**Exercise goal**.
Please write out the material below exactly as given.

- - - -

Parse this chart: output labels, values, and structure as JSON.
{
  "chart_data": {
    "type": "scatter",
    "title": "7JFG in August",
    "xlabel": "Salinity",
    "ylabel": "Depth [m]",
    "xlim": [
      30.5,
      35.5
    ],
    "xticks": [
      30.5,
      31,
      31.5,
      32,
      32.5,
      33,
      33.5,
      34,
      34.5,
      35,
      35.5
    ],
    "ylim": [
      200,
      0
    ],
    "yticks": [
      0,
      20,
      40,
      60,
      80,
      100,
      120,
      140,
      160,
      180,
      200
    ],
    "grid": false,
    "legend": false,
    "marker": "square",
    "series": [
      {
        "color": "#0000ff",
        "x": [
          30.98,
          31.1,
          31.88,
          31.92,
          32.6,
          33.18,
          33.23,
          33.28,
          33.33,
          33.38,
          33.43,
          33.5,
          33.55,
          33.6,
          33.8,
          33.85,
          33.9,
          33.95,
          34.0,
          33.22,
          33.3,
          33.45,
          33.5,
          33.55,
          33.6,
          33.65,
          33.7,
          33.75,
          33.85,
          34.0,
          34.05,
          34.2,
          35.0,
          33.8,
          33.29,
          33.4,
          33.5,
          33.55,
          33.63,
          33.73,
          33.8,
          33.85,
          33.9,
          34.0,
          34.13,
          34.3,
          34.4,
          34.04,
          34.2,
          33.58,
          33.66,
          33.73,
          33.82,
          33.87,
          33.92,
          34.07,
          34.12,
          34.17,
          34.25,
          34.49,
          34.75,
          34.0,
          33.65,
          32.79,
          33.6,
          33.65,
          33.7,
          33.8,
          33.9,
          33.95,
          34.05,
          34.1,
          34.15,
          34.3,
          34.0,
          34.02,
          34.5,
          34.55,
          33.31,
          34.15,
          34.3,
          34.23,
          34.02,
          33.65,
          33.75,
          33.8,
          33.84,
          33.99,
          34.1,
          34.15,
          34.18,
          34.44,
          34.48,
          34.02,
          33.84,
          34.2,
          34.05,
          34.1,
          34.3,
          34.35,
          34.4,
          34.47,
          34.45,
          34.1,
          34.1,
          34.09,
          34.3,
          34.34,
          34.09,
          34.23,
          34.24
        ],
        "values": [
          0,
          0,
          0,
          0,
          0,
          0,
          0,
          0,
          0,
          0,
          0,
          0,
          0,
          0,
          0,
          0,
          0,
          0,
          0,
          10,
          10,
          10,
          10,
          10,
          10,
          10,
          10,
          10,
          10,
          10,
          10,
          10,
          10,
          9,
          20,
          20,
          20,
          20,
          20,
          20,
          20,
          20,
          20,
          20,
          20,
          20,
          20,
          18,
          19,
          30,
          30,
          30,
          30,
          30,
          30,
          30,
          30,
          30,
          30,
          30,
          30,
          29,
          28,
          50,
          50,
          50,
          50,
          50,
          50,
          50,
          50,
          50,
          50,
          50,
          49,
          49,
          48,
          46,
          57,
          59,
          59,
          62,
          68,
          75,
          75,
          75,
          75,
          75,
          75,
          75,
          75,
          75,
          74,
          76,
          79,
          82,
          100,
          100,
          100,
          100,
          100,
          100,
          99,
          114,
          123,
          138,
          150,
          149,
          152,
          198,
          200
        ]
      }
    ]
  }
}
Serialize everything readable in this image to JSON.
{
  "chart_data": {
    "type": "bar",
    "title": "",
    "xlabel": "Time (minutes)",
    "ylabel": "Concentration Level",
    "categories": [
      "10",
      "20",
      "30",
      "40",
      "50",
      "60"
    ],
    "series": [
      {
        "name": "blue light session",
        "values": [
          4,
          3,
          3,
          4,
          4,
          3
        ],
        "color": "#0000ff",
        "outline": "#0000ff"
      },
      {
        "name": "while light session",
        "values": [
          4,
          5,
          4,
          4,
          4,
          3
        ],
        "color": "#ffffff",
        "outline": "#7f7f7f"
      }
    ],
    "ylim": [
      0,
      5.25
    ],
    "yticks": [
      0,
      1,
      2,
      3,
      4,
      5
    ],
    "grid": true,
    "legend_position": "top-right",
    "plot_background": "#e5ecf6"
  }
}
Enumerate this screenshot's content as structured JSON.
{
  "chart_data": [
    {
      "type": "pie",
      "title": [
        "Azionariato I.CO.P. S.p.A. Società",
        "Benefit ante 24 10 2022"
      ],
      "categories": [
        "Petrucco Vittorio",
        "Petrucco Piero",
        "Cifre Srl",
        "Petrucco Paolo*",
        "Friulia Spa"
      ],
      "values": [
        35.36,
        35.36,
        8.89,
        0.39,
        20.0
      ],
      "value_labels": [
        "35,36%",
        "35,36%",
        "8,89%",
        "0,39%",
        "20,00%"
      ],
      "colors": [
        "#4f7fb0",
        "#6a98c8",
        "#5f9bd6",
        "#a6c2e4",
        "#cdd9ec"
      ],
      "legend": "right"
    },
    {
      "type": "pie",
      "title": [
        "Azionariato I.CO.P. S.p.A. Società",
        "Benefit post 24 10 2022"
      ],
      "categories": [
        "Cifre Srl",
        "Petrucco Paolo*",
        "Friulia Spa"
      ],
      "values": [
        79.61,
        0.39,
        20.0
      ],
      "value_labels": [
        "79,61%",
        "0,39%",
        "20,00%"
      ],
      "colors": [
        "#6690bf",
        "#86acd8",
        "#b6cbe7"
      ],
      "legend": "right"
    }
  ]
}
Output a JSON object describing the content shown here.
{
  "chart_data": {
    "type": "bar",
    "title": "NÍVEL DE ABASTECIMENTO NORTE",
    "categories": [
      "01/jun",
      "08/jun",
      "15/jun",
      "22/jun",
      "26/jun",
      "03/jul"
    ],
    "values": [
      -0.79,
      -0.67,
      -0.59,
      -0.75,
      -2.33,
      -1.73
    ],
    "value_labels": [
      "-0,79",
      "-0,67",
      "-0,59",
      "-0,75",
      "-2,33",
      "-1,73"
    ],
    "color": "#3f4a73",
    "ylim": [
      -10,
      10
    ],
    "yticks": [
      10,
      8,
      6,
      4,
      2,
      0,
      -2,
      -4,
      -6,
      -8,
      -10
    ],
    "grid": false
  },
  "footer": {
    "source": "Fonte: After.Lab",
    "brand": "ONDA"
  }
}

- - - -

**Result for this exercise**.
Parse this chart: output labels, values, and structure as JSON.
{
  "chart_data": {
    "type": "scatter",
    "title": "7JFG in August",
    "xlabel": "Salinity",
    "ylabel": "Depth [m]",
    "xlim": [
      30.5,
      35.5
    ],
    "xticks": [
      30.5,
      31,
      31.5,
      32,
      32.5,
      33,
      33.5,
      34,
      34.5,
      35,
      35.5
    ],
    "ylim": [
      200,
      0
    ],
    "yticks": [
      0,
      20,
      40,
      60,
      80,
      100,
      120,
      140,
      160,
      180,
      200
    ],
    "grid": false,
    "legend": false,
    "marker": "square",
    "series": [
      {
        "color": "#0000ff",
        "x": [
          30.98,
          31.1,
          31.88,
          31.92,
          32.6,
          33.18,
          33.23,
          33.28,
          33.33,
          33.38,
          33.43,
          33.5,
          33.55,
          33.6,
          33.8,
          33.85,
          33.9,
          33.95,
          34.0,
          33.22,
          33.3,
          33.45,
          33.5,
          33.55,
          33.6,
          33.65,
          33.7,
          33.75,
          33.85,
          34.0,
          34.05,
          34.2,
          35.0,
          33.8,
          33.29,
          33.4,
          33.5,
          33.55,
          33.63,
          33.73,
          33.8,
          33.85,
          33.9,
          34.0,
          34.13,
          34.3,
          34.4,
          34.04,
          34.2,
          33.58,
          33.66,
          33.73,
          33.82,
          33.87,
          33.92,
          34.07,
          34.12,
          34.17,
          34.25,
          34.49,
          34.75,
          34.0,
          33.65,
          32.79,
          33.6,
          33.65,
          33.7,
          33.8,
          33.9,
          33.95,
          34.05,
          34.1,
          34.15,
          34.3,
          34.0,
          34.02,
          34.5,
          34.55,
          33.31,
          34.15,
          34.3,
          34.23,
          34.02,
          33.65,
          33.75,
          33.8,
          33.84,
          33.99,
          34.1,
          34.15,
          34.18,
          34.44,
          34.48,
          34.02,
          33.84,
          34.2,
          34.05,
          34.1,
          34.3,
          34.35,
          34.4,
          34.47,
          34.45,
          34.1,
          34.1,
          34.09,
          34.3,
          34.34,
          34.09,
          34.23,
          34.24
        ],
        "values": [
          0,
          0,
          0,
          0,
          0,
          0,
          0,
          0,
          0,
          0,
          0,
          0,
          0,
          0,
          0,
          0,
          0,
          0,
          0,
          10,
          10,
          10,
          10,
          10,
          10,
          10,
          10,
          10,
          10,
          10,
          10,
          10,
          10,
          9,
          20,
          20,
          20,
          20,
          20,
          20,
          20,
          20,
          20,
          20,
          20,
          20,
          20,
          18,
          19,
          30,
          30,
          30,
          30,
          30,
          30,
          30,
          30,
          30,
          30,
          30,
          30,
          29,
          28,
          50,
          50,
          50,
          50,
          50,
          50,
          50,
          50,
          50,
          50,
          50,
          49,
          49,
          48,
          46,
          57,
          59,
          59,
          62,
          68,
          75,
          75,
          75,
          75,
          75,
          75,
          75,
          75,
          75,
          74,
          76,
          79,
          82,
          100,
          100,
          100,
          100,
          100,
          100,
          99,
          114,
          123,
          138,
          150,
          149,
          152,
          198,
          200
        ]
      }
    ]
  }
}
Serialize everything readable in this image to JSON.
{
  "chart_data": {
    "type": "bar",
    "title": "",
    "xlabel": "Time (minutes)",
    "ylabel": "Concentration Level",
    "categories": [
      "10",
      "20",
      "30",
      "40",
      "50",
      "60"
    ],
    "series": [
      {
        "name": "blue light session",
        "values": [
          4,
          3,
          3,
          4,
          4,
          3
        ],
        "color": "#0000ff",
        "outline": "#0000ff"
      },
      {
        "name": "while light session",
        "values": [
          4,
          5,
          4,
          4,
          4,
          3
        ],
        "color": "#ffffff",
        "outline": "#7f7f7f"
      }
    ],
    "ylim": [
      0,
      5.25
    ],
    "yticks": [
      0,
      1,
      2,
      3,
      4,
      5
    ],
    "grid": true,
    "legend_position": "top-right",
    "plot_background": "#e5ecf6"
  }
}
Enumerate this screenshot's content as structured JSON.
{
  "chart_data": [
    {
      "type": "pie",
      "title": [
        "Azionariato I.CO.P. S.p.A. Società",
        "Benefit ante 24 10 2022"
      ],
      "categories": [
        "Petrucco Vittorio",
        "Petrucco Piero",
        "Cifre Srl",
        "Petrucco Paolo*",
        "Friulia Spa"
      ],
      "values": [
        35.36,
        35.36,
        8.89,
        0.39,
        20.0
      ],
      "value_labels": [
        "35,36%",
        "35,36%",
        "8,89%",
        "0,39%",
        "20,00%"
      ],
      "colors": [
        "#4f7fb0",
        "#6a98c8",
        "#5f9bd6",
        "#a6c2e4",
        "#cdd9ec"
      ],
      "legend": "right"
    },
    {
      "type": "pie",
      "title": [
        "Azionariato I.CO.P. S.p.A. Società",
        "Benefit post 24 10 2022"
      ],
      "categories": [
        "Cifre Srl",
        "Petrucco Paolo*",
        "Friulia Spa"
      ],
      "values": [
        79.61,
        0.39,
        20.0
      ],
      "value_labels": [
        "79,61%",
        "0,39%",
        "20,00%"
      ],
      "colors": [
        "#6690bf",
        "#86acd8",
        "#b6cbe7"
      ],
      "legend": "right"
    }
  ]
}
Output a JSON object describing the content shown here.
{
  "chart_data": {
    "type": "bar",
    "title": "NÍVEL DE ABASTECIMENTO NORTE",
    "categories": [
      "01/jun",
      "08/jun",
      "15/jun",
      "22/jun",
      "26/jun",
      "03/jul"
    ],
    "values": [
      -0.79,
      -0.67,
      -0.59,
      -0.75,
      -2.33,
      -1.73
    ],
    "value_labels": [
      "-0,79",
      "-0,67",
      "-0,59",
      "-0,75",
      "-2,33",
      "-1,73"
    ],
    "color": "#3f4a73",
    "ylim": [
      -10,
      10
    ],
    "yticks": [
      10,
      8,
      6,
      4,
      2,
      0,
      -2,
      -4,
      -6,
      -8,
      -10
    ],
    "grid": false
  },
  "footer": {
    "source": "Fonte: After.Lab",
    "brand": "ONDA"
  }
}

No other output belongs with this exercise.